### PROBLEM
Your task is to repeat the entries exactly. Leave the pictures out.

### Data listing
########
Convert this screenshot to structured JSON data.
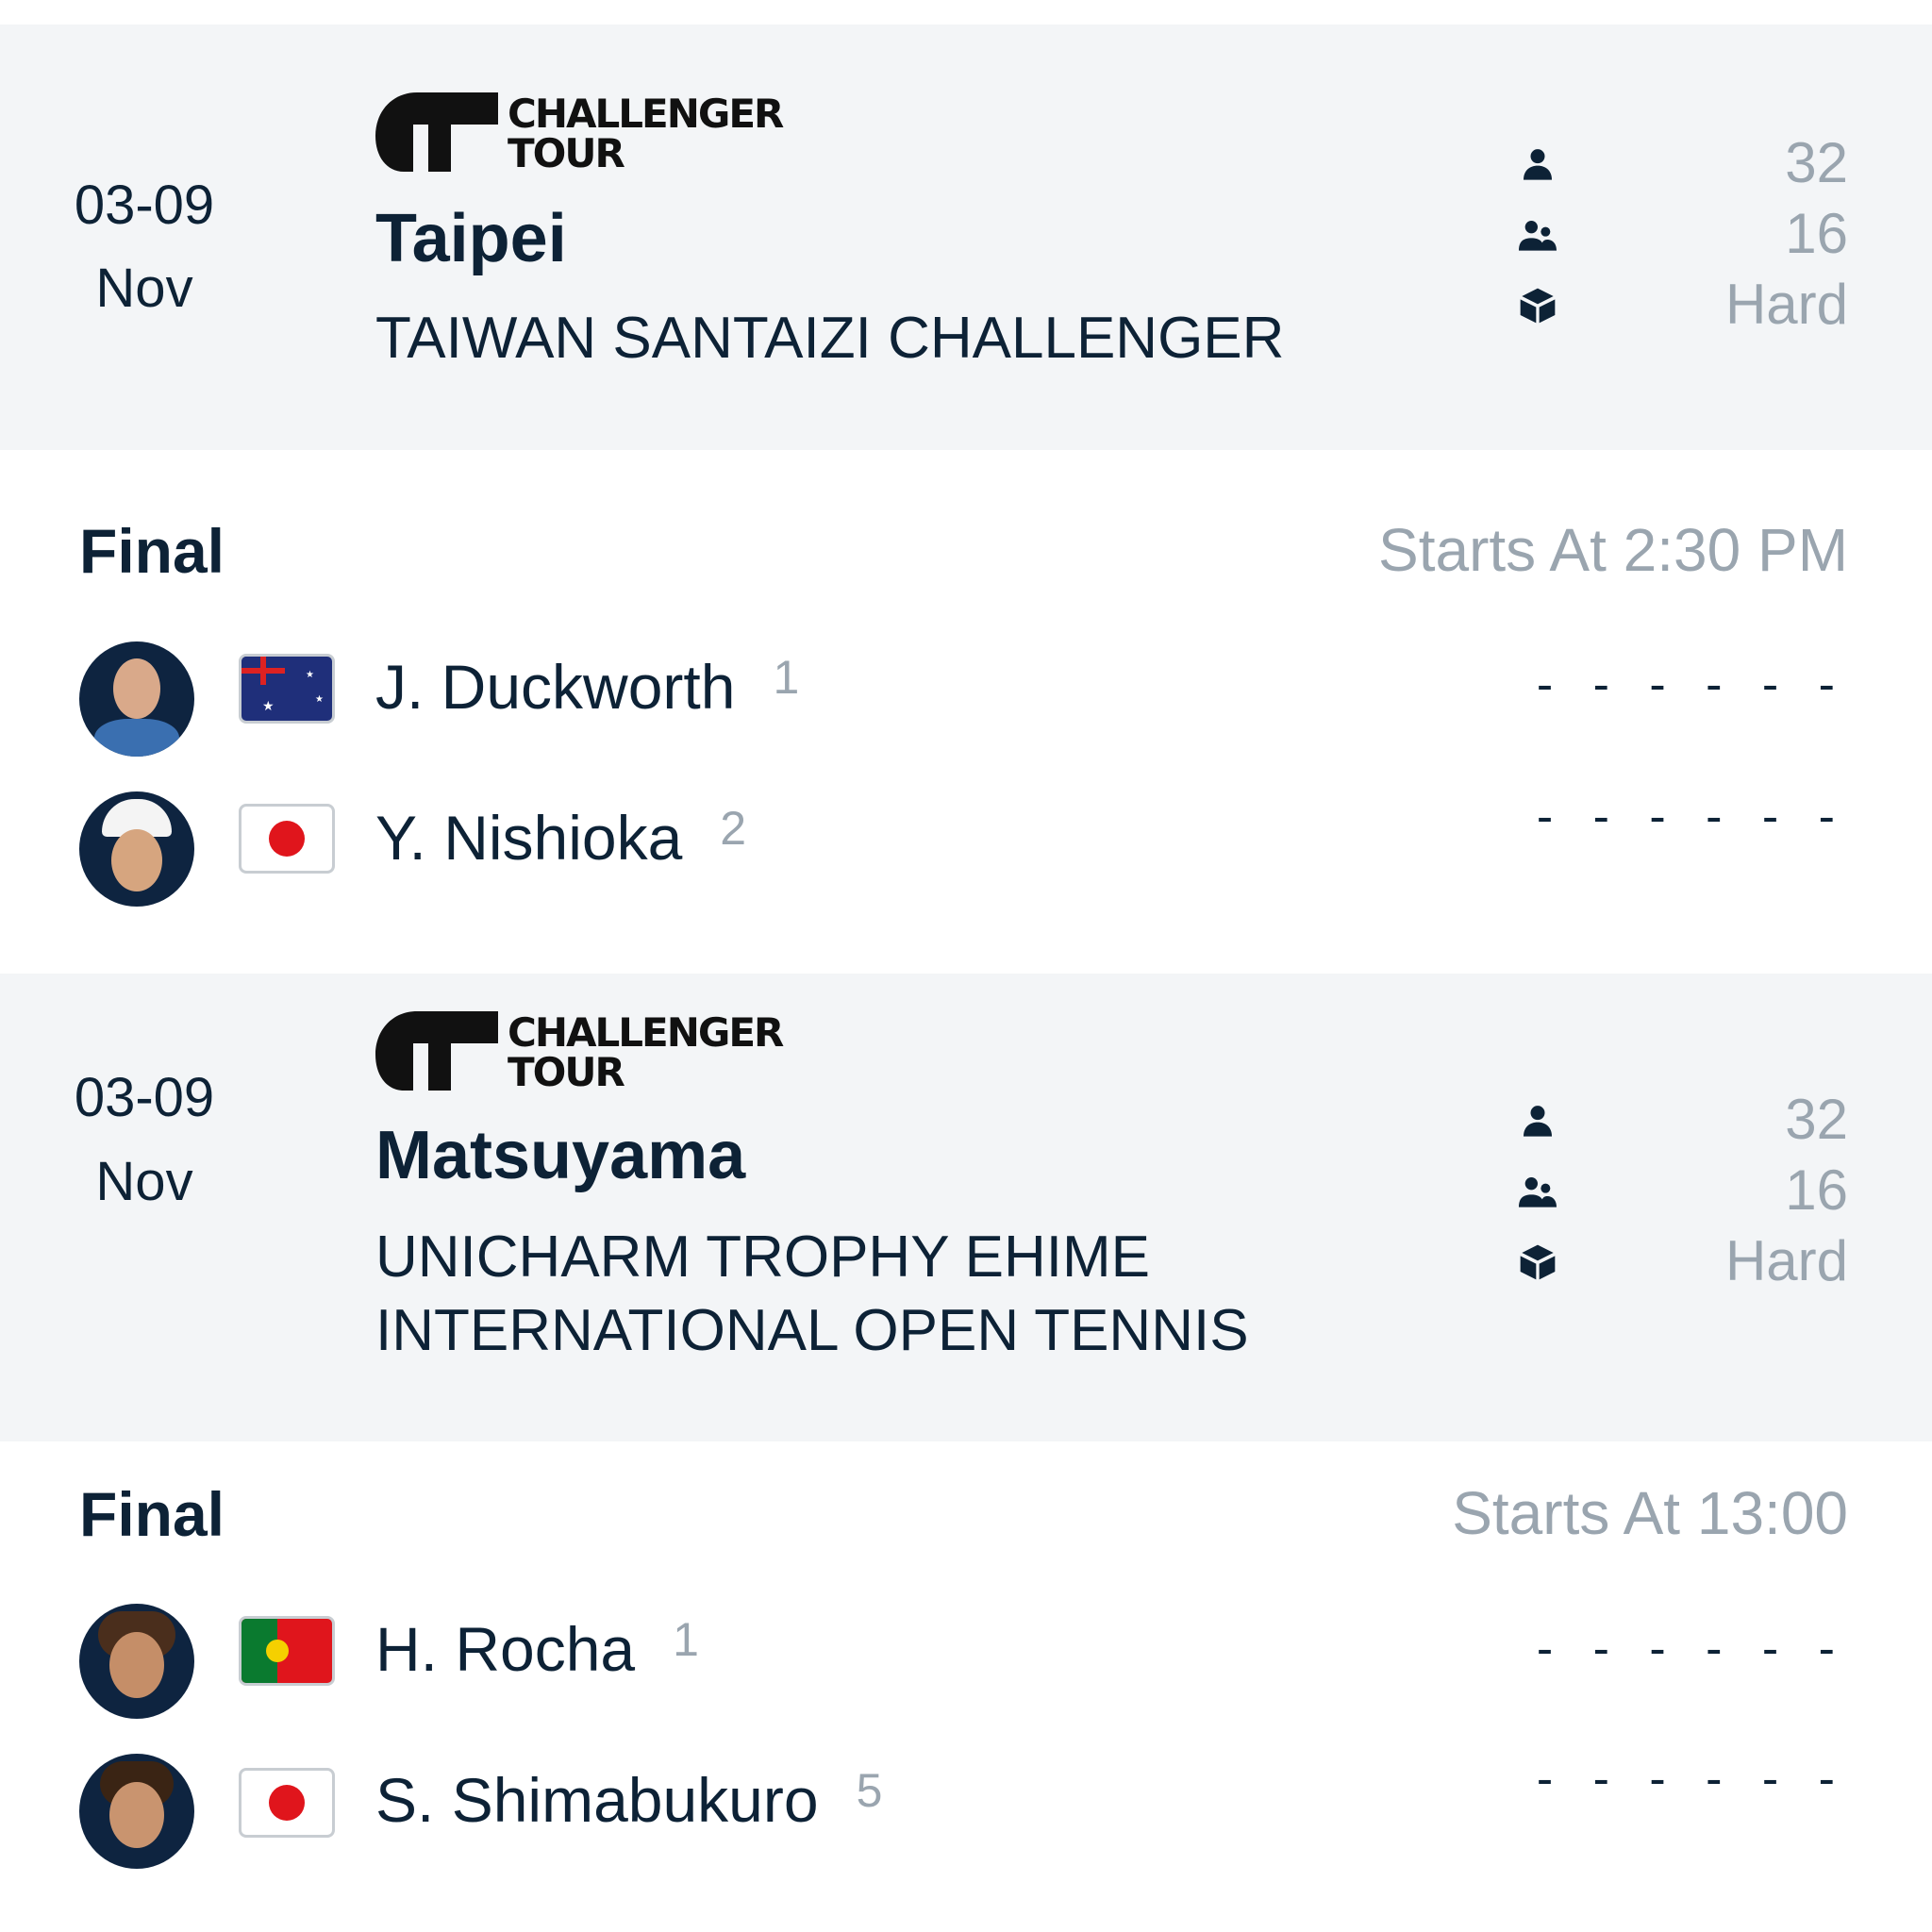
{
  "tournaments": [
    {
      "date_range": "03-09",
      "month": "Nov",
      "logo_text": [
        "CHALLENGER",
        "TOUR"
      ],
      "city": "Taipei",
      "name_lines": [
        "TAIWAN SANTAIZI CHALLENGER"
      ],
      "stats": {
        "singles_draw": "32",
        "doubles_draw": "16",
        "surface": "Hard"
      },
      "match": {
        "round": "Final",
        "start": "Starts At 2:30 PM",
        "players": [
          {
            "name": "J. Duckworth",
            "seed": "1",
            "country": "Australia",
            "score": "- - - - - -"
          },
          {
            "name": "Y. Nishioka",
            "seed": "2",
            "country": "Japan",
            "score": "- - - - - -"
          }
        ]
      }
    },
    {
      "date_range": "03-09",
      "month": "Nov",
      "logo_text": [
        "CHALLENGER",
        "TOUR"
      ],
      "city": "Matsuyama",
      "name_lines": [
        "UNICHARM TROPHY EHIME",
        "INTERNATIONAL OPEN TENNIS"
      ],
      "stats": {
        "singles_draw": "32",
        "doubles_draw": "16",
        "surface": "Hard"
      },
      "match": {
        "round": "Final",
        "start": "Starts At 13:00",
        "players": [
          {
            "name": "H. Rocha",
            "seed": "1",
            "country": "Portugal",
            "score": "- - - - - -"
          },
          {
            "name": "S. Shimabukuro",
            "seed": "5",
            "country": "Japan",
            "score": "- - - - - -"
          }
        ]
      }
    }
  ],
  "colors": {
    "text": "#0d2236",
    "muted": "#9aa5af",
    "card_bg": "#f3f5f7"
  }
}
########
### COMPLETE OUTPUT
Convert this screenshot to structured JSON data.
{
  "tournaments": [
    {
      "date_range": "03-09",
      "month": "Nov",
      "logo_text": [
        "CHALLENGER",
        "TOUR"
      ],
      "city": "Taipei",
      "name_lines": [
        "TAIWAN SANTAIZI CHALLENGER"
      ],
      "stats": {
        "singles_draw": "32",
        "doubles_draw": "16",
        "surface": "Hard"
      },
      "match": {
        "round": "Final",
        "start": "Starts At 2:30 PM",
        "players": [
          {
            "name": "J. Duckworth",
            "seed": "1",
            "country": "Australia",
            "score": "- - - - - -"
          },
          {
            "name": "Y. Nishioka",
            "seed": "2",
            "country": "Japan",
            "score": "- - - - - -"
          }
        ]
      }
    },
    {
      "date_range": "03-09",
      "month": "Nov",
      "logo_text": [
        "CHALLENGER",
        "TOUR"
      ],
      "city": "Matsuyama",
      "name_lines": [
        "UNICHARM TROPHY EHIME",
        "INTERNATIONAL OPEN TENNIS"
      ],
      "stats": {
        "singles_draw": "32",
        "doubles_draw": "16",
        "surface": "Hard"
      },
      "match": {
        "round": "Final",
        "start": "Starts At 13:00",
        "players": [
          {
            "name": "H. Rocha",
            "seed": "1",
            "country": "Portugal",
            "score": "- - - - - -"
          },
          {
            "name": "S. Shimabukuro",
            "seed": "5",
            "country": "Japan",
            "score": "- - - - - -"
          }
        ]
      }
    }
  ],
  "colors": {
    "text": "#0d2236",
    "muted": "#9aa5af",
    "card_bg": "#f3f5f7"
  }
}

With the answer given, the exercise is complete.